- **EXERCISE OBJECTIVE**
Return all entries precisely as they stand, without the images.

[Data items]
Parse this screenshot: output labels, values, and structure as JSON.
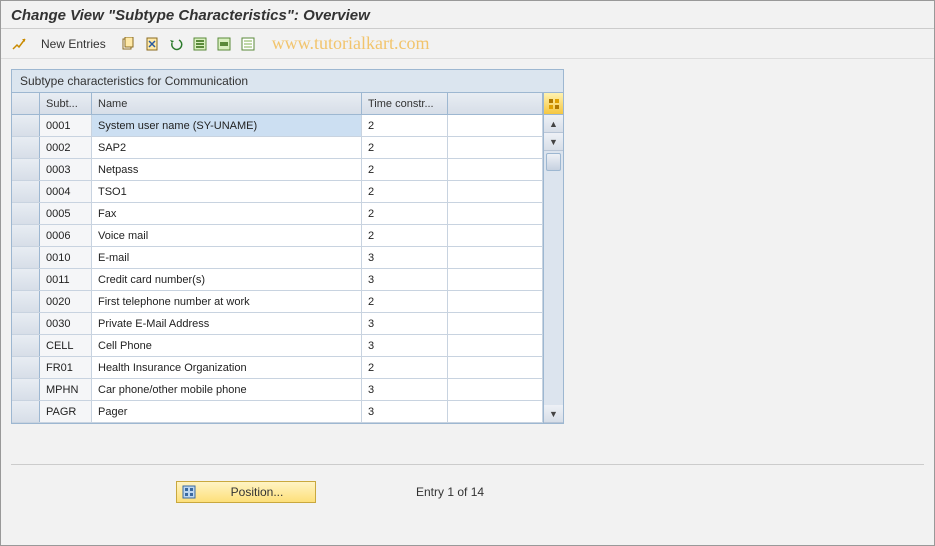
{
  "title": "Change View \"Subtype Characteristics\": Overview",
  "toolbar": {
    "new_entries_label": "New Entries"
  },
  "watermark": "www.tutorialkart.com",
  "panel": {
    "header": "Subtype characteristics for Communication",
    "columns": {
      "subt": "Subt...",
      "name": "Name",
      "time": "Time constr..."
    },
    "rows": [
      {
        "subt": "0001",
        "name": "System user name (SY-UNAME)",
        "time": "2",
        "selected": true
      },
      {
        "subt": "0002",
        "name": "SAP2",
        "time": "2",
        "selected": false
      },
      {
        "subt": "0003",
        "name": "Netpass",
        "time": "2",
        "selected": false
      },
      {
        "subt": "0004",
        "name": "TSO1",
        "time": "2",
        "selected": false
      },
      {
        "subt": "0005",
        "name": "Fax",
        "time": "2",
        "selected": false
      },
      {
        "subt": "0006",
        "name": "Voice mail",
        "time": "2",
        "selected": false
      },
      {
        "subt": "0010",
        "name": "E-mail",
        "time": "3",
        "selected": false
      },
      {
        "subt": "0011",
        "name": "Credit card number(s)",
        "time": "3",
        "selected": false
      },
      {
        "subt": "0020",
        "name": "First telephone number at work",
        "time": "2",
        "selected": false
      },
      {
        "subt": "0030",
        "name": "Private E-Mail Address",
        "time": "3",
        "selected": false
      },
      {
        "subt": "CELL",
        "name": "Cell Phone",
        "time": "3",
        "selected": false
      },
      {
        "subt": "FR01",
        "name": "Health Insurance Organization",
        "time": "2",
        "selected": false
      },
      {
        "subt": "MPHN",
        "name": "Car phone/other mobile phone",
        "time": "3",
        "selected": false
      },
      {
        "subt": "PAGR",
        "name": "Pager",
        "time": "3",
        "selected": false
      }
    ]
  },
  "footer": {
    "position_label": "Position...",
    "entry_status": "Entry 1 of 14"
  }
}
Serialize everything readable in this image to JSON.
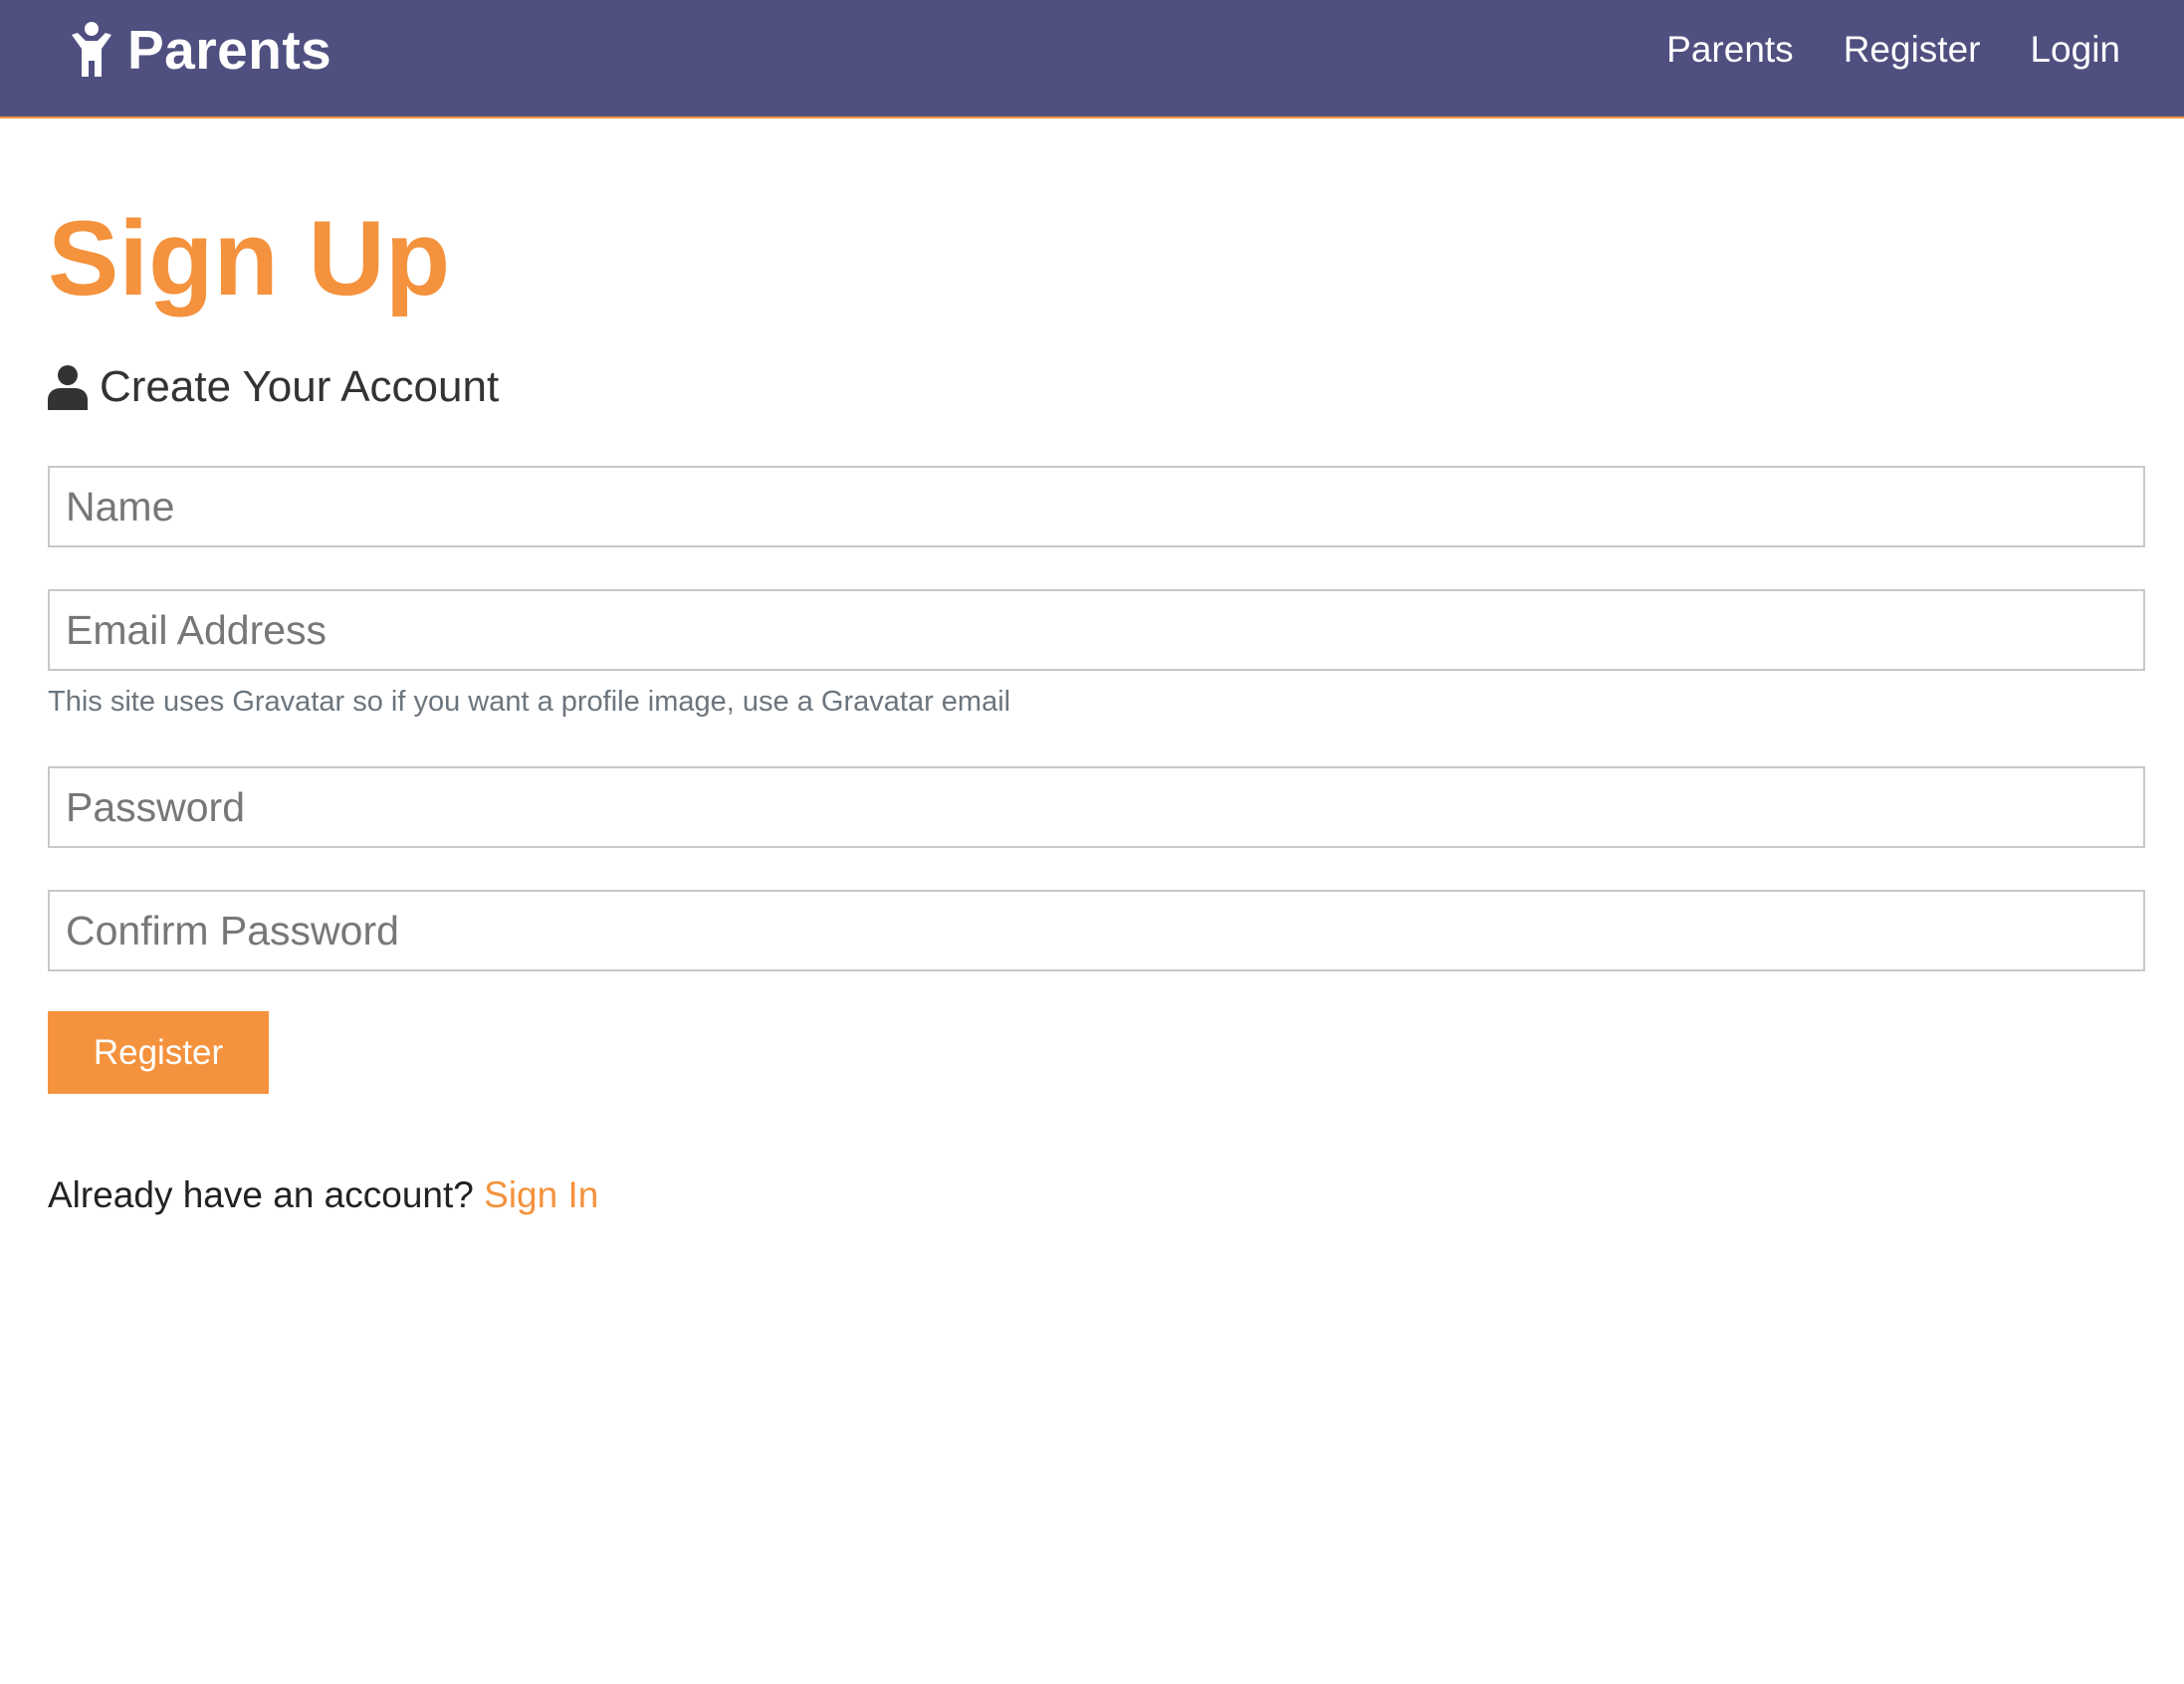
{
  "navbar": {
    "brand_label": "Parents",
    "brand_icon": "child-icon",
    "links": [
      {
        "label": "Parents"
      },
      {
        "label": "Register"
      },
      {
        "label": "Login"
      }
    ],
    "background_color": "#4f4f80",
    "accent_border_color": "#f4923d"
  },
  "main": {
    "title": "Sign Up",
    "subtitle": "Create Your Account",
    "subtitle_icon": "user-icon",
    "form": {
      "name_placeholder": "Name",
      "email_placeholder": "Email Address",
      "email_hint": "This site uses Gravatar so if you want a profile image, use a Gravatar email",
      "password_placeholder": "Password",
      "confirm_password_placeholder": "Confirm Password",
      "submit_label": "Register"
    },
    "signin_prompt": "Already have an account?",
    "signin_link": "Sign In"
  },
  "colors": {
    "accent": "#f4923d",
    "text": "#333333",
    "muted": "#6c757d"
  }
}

- **RESULT OF THE TASK**
Parse this screenshot: output labels, values, and structure as JSON.
{
  "title": "Change View \"Subtype Characteristics\": Overview",
  "toolbar": {
    "new_entries_label": "New Entries"
  },
  "watermark": "www.tutorialkart.com",
  "panel": {
    "header": "Subtype characteristics for Communication",
    "columns": {
      "subt": "Subt...",
      "name": "Name",
      "time": "Time constr..."
    },
    "rows": [
      {
        "subt": "0001",
        "name": "System user name (SY-UNAME)",
        "time": "2",
        "selected": true
      },
      {
        "subt": "0002",
        "name": "SAP2",
        "time": "2",
        "selected": false
      },
      {
        "subt": "0003",
        "name": "Netpass",
        "time": "2",
        "selected": false
      },
      {
        "subt": "0004",
        "name": "TSO1",
        "time": "2",
        "selected": false
      },
      {
        "subt": "0005",
        "name": "Fax",
        "time": "2",
        "selected": false
      },
      {
        "subt": "0006",
        "name": "Voice mail",
        "time": "2",
        "selected": false
      },
      {
        "subt": "0010",
        "name": "E-mail",
        "time": "3",
        "selected": false
      },
      {
        "subt": "0011",
        "name": "Credit card number(s)",
        "time": "3",
        "selected": false
      },
      {
        "subt": "0020",
        "name": "First telephone number at work",
        "time": "2",
        "selected": false
      },
      {
        "subt": "0030",
        "name": "Private E-Mail Address",
        "time": "3",
        "selected": false
      },
      {
        "subt": "CELL",
        "name": "Cell Phone",
        "time": "3",
        "selected": false
      },
      {
        "subt": "FR01",
        "name": "Health Insurance Organization",
        "time": "2",
        "selected": false
      },
      {
        "subt": "MPHN",
        "name": "Car phone/other mobile phone",
        "time": "3",
        "selected": false
      },
      {
        "subt": "PAGR",
        "name": "Pager",
        "time": "3",
        "selected": false
      }
    ]
  },
  "footer": {
    "position_label": "Position...",
    "entry_status": "Entry 1 of 14"
  }
}
Serialize everything readable in this image to JSON.
{
  "navbar": {
    "brand_label": "Parents",
    "brand_icon": "child-icon",
    "links": [
      {
        "label": "Parents"
      },
      {
        "label": "Register"
      },
      {
        "label": "Login"
      }
    ],
    "background_color": "#4f4f80",
    "accent_border_color": "#f4923d"
  },
  "main": {
    "title": "Sign Up",
    "subtitle": "Create Your Account",
    "subtitle_icon": "user-icon",
    "form": {
      "name_placeholder": "Name",
      "email_placeholder": "Email Address",
      "email_hint": "This site uses Gravatar so if you want a profile image, use a Gravatar email",
      "password_placeholder": "Password",
      "confirm_password_placeholder": "Confirm Password",
      "submit_label": "Register"
    },
    "signin_prompt": "Already have an account?",
    "signin_link": "Sign In"
  },
  "colors": {
    "accent": "#f4923d",
    "text": "#333333",
    "muted": "#6c757d"
  }
}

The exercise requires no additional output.